Short task:
Will you write out all the entries below exactly?

Records provided:
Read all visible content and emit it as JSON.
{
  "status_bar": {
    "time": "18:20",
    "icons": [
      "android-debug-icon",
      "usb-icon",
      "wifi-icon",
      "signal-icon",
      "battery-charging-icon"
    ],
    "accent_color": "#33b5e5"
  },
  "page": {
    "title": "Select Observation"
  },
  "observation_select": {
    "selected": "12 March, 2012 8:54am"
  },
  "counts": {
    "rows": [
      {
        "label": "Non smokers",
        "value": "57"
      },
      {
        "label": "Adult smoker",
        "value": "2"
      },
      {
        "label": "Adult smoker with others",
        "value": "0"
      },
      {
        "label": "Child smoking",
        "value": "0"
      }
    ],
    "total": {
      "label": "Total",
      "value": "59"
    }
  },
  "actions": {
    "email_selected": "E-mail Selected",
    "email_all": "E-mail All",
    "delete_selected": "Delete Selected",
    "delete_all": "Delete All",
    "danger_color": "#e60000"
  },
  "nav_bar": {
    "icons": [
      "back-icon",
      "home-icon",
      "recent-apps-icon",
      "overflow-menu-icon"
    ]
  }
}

The solution:
Read all visible content and emit it as JSON.
{
  "status_bar": {
    "time": "18:20",
    "icons": [
      "android-debug-icon",
      "usb-icon",
      "wifi-icon",
      "signal-icon",
      "battery-charging-icon"
    ],
    "accent_color": "#33b5e5"
  },
  "page": {
    "title": "Select Observation"
  },
  "observation_select": {
    "selected": "12 March, 2012 8:54am"
  },
  "counts": {
    "rows": [
      {
        "label": "Non smokers",
        "value": "57"
      },
      {
        "label": "Adult smoker",
        "value": "2"
      },
      {
        "label": "Adult smoker with others",
        "value": "0"
      },
      {
        "label": "Child smoking",
        "value": "0"
      }
    ],
    "total": {
      "label": "Total",
      "value": "59"
    }
  },
  "actions": {
    "email_selected": "E-mail Selected",
    "email_all": "E-mail All",
    "delete_selected": "Delete Selected",
    "delete_all": "Delete All",
    "danger_color": "#e60000"
  },
  "nav_bar": {
    "icons": [
      "back-icon",
      "home-icon",
      "recent-apps-icon",
      "overflow-menu-icon"
    ]
  }
}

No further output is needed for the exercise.